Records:
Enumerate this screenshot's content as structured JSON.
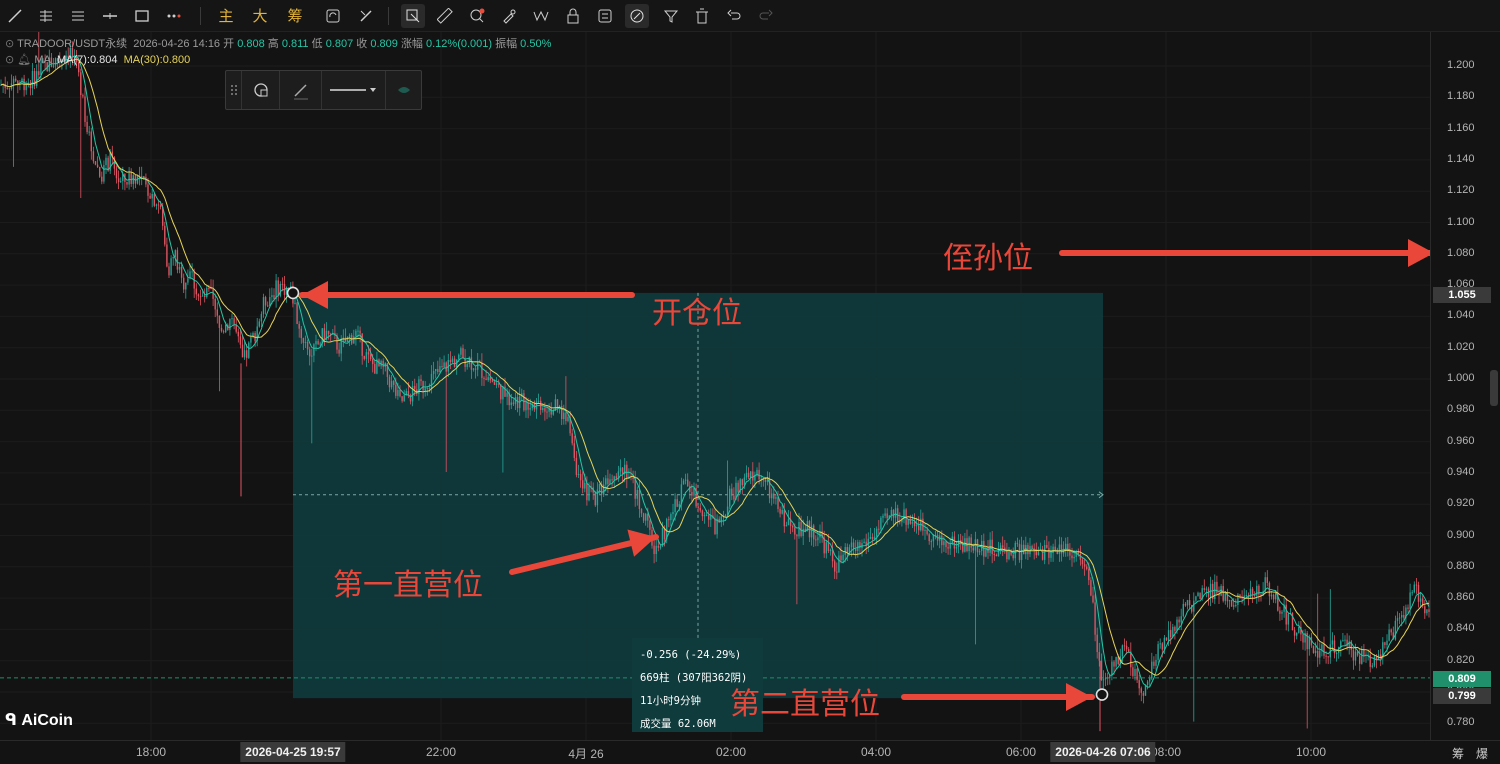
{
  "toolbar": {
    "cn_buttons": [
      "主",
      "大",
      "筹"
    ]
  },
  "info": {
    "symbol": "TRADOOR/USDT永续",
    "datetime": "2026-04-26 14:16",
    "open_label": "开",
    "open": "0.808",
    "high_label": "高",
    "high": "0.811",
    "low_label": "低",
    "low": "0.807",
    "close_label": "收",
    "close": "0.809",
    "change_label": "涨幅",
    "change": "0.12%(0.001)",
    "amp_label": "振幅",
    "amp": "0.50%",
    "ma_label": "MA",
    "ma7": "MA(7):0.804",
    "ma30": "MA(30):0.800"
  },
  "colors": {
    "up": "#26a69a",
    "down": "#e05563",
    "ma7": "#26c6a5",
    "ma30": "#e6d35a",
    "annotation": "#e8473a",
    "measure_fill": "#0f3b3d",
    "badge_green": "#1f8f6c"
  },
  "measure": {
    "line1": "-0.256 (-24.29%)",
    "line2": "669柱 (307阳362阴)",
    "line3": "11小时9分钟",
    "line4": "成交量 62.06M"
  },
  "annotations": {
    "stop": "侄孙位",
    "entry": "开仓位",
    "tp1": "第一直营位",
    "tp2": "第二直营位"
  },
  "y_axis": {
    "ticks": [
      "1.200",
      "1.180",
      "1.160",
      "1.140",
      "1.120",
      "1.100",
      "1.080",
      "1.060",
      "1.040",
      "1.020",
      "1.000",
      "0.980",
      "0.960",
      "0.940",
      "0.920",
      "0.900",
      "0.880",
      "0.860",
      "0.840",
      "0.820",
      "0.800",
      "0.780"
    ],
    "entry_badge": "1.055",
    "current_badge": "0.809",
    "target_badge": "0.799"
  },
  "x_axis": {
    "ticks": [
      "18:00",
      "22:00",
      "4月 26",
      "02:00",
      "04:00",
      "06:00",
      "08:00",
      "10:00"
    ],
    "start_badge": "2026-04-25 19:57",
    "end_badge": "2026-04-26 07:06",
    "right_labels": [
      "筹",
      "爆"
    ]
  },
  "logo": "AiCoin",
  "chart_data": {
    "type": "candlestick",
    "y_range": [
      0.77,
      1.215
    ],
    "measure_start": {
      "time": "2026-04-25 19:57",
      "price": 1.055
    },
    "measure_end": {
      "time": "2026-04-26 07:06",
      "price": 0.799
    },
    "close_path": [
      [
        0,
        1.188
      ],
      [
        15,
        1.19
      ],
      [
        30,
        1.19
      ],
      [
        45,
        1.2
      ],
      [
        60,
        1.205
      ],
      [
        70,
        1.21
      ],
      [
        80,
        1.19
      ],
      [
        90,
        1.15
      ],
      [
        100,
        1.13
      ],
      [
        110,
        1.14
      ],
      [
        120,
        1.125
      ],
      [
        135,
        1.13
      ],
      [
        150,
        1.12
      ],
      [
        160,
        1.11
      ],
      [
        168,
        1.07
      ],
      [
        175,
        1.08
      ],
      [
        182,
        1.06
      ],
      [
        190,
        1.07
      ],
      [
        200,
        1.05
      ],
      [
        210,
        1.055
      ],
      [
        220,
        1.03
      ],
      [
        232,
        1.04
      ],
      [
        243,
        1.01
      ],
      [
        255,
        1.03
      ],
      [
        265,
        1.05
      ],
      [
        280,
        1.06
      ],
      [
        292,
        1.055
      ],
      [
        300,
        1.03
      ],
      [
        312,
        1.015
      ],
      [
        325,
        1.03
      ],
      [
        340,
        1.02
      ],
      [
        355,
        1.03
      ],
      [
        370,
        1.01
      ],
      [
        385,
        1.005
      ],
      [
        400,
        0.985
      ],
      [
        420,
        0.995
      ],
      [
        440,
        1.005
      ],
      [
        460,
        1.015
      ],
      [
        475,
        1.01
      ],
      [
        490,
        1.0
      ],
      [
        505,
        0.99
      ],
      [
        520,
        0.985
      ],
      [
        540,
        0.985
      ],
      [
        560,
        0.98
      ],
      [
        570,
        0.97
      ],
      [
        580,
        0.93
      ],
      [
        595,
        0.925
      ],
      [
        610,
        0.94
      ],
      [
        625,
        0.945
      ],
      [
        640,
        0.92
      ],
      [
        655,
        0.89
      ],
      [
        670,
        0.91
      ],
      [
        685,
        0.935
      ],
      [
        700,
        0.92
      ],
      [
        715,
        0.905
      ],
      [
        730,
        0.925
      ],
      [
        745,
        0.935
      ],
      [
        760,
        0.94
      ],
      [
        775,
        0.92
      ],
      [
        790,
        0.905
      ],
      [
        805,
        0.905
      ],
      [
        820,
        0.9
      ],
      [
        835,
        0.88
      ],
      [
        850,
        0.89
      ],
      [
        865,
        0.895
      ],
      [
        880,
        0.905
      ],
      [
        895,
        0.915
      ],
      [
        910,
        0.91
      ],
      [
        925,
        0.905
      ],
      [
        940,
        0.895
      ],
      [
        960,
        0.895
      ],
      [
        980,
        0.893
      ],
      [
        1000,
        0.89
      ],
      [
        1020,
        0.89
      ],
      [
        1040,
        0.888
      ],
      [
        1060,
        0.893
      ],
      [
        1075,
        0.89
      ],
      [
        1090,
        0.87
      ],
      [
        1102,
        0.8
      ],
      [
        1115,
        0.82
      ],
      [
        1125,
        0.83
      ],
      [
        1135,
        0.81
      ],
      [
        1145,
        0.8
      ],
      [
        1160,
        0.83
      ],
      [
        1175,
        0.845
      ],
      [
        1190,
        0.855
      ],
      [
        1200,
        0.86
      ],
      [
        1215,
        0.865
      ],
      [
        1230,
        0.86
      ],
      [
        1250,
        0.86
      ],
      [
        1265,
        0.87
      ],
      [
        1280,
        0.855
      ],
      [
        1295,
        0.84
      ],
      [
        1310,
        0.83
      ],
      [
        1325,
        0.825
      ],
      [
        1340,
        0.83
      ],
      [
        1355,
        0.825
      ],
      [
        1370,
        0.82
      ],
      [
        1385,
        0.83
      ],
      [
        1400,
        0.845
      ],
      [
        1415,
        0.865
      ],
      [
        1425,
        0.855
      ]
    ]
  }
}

Exercise description
Repeat all of the records verbatim, leaving out the pictures.

Task solution
Enumerate this screenshot's content as structured JSON.
{
  "toolbar": {
    "cn_buttons": [
      "主",
      "大",
      "筹"
    ]
  },
  "info": {
    "symbol": "TRADOOR/USDT永续",
    "datetime": "2026-04-26 14:16",
    "open_label": "开",
    "open": "0.808",
    "high_label": "高",
    "high": "0.811",
    "low_label": "低",
    "low": "0.807",
    "close_label": "收",
    "close": "0.809",
    "change_label": "涨幅",
    "change": "0.12%(0.001)",
    "amp_label": "振幅",
    "amp": "0.50%",
    "ma_label": "MA",
    "ma7": "MA(7):0.804",
    "ma30": "MA(30):0.800"
  },
  "colors": {
    "up": "#26a69a",
    "down": "#e05563",
    "ma7": "#26c6a5",
    "ma30": "#e6d35a",
    "annotation": "#e8473a",
    "measure_fill": "#0f3b3d",
    "badge_green": "#1f8f6c"
  },
  "measure": {
    "line1": "-0.256 (-24.29%)",
    "line2": "669柱 (307阳362阴)",
    "line3": "11小时9分钟",
    "line4": "成交量 62.06M"
  },
  "annotations": {
    "stop": "侄孙位",
    "entry": "开仓位",
    "tp1": "第一直营位",
    "tp2": "第二直营位"
  },
  "y_axis": {
    "ticks": [
      "1.200",
      "1.180",
      "1.160",
      "1.140",
      "1.120",
      "1.100",
      "1.080",
      "1.060",
      "1.040",
      "1.020",
      "1.000",
      "0.980",
      "0.960",
      "0.940",
      "0.920",
      "0.900",
      "0.880",
      "0.860",
      "0.840",
      "0.820",
      "0.800",
      "0.780"
    ],
    "entry_badge": "1.055",
    "current_badge": "0.809",
    "target_badge": "0.799"
  },
  "x_axis": {
    "ticks": [
      "18:00",
      "22:00",
      "4月 26",
      "02:00",
      "04:00",
      "06:00",
      "08:00",
      "10:00"
    ],
    "start_badge": "2026-04-25 19:57",
    "end_badge": "2026-04-26 07:06",
    "right_labels": [
      "筹",
      "爆"
    ]
  },
  "logo": "AiCoin",
  "chart_data": {
    "type": "candlestick",
    "y_range": [
      0.77,
      1.215
    ],
    "measure_start": {
      "time": "2026-04-25 19:57",
      "price": 1.055
    },
    "measure_end": {
      "time": "2026-04-26 07:06",
      "price": 0.799
    },
    "close_path": [
      [
        0,
        1.188
      ],
      [
        15,
        1.19
      ],
      [
        30,
        1.19
      ],
      [
        45,
        1.2
      ],
      [
        60,
        1.205
      ],
      [
        70,
        1.21
      ],
      [
        80,
        1.19
      ],
      [
        90,
        1.15
      ],
      [
        100,
        1.13
      ],
      [
        110,
        1.14
      ],
      [
        120,
        1.125
      ],
      [
        135,
        1.13
      ],
      [
        150,
        1.12
      ],
      [
        160,
        1.11
      ],
      [
        168,
        1.07
      ],
      [
        175,
        1.08
      ],
      [
        182,
        1.06
      ],
      [
        190,
        1.07
      ],
      [
        200,
        1.05
      ],
      [
        210,
        1.055
      ],
      [
        220,
        1.03
      ],
      [
        232,
        1.04
      ],
      [
        243,
        1.01
      ],
      [
        255,
        1.03
      ],
      [
        265,
        1.05
      ],
      [
        280,
        1.06
      ],
      [
        292,
        1.055
      ],
      [
        300,
        1.03
      ],
      [
        312,
        1.015
      ],
      [
        325,
        1.03
      ],
      [
        340,
        1.02
      ],
      [
        355,
        1.03
      ],
      [
        370,
        1.01
      ],
      [
        385,
        1.005
      ],
      [
        400,
        0.985
      ],
      [
        420,
        0.995
      ],
      [
        440,
        1.005
      ],
      [
        460,
        1.015
      ],
      [
        475,
        1.01
      ],
      [
        490,
        1.0
      ],
      [
        505,
        0.99
      ],
      [
        520,
        0.985
      ],
      [
        540,
        0.985
      ],
      [
        560,
        0.98
      ],
      [
        570,
        0.97
      ],
      [
        580,
        0.93
      ],
      [
        595,
        0.925
      ],
      [
        610,
        0.94
      ],
      [
        625,
        0.945
      ],
      [
        640,
        0.92
      ],
      [
        655,
        0.89
      ],
      [
        670,
        0.91
      ],
      [
        685,
        0.935
      ],
      [
        700,
        0.92
      ],
      [
        715,
        0.905
      ],
      [
        730,
        0.925
      ],
      [
        745,
        0.935
      ],
      [
        760,
        0.94
      ],
      [
        775,
        0.92
      ],
      [
        790,
        0.905
      ],
      [
        805,
        0.905
      ],
      [
        820,
        0.9
      ],
      [
        835,
        0.88
      ],
      [
        850,
        0.89
      ],
      [
        865,
        0.895
      ],
      [
        880,
        0.905
      ],
      [
        895,
        0.915
      ],
      [
        910,
        0.91
      ],
      [
        925,
        0.905
      ],
      [
        940,
        0.895
      ],
      [
        960,
        0.895
      ],
      [
        980,
        0.893
      ],
      [
        1000,
        0.89
      ],
      [
        1020,
        0.89
      ],
      [
        1040,
        0.888
      ],
      [
        1060,
        0.893
      ],
      [
        1075,
        0.89
      ],
      [
        1090,
        0.87
      ],
      [
        1102,
        0.8
      ],
      [
        1115,
        0.82
      ],
      [
        1125,
        0.83
      ],
      [
        1135,
        0.81
      ],
      [
        1145,
        0.8
      ],
      [
        1160,
        0.83
      ],
      [
        1175,
        0.845
      ],
      [
        1190,
        0.855
      ],
      [
        1200,
        0.86
      ],
      [
        1215,
        0.865
      ],
      [
        1230,
        0.86
      ],
      [
        1250,
        0.86
      ],
      [
        1265,
        0.87
      ],
      [
        1280,
        0.855
      ],
      [
        1295,
        0.84
      ],
      [
        1310,
        0.83
      ],
      [
        1325,
        0.825
      ],
      [
        1340,
        0.83
      ],
      [
        1355,
        0.825
      ],
      [
        1370,
        0.82
      ],
      [
        1385,
        0.83
      ],
      [
        1400,
        0.845
      ],
      [
        1415,
        0.865
      ],
      [
        1425,
        0.855
      ]
    ]
  }
}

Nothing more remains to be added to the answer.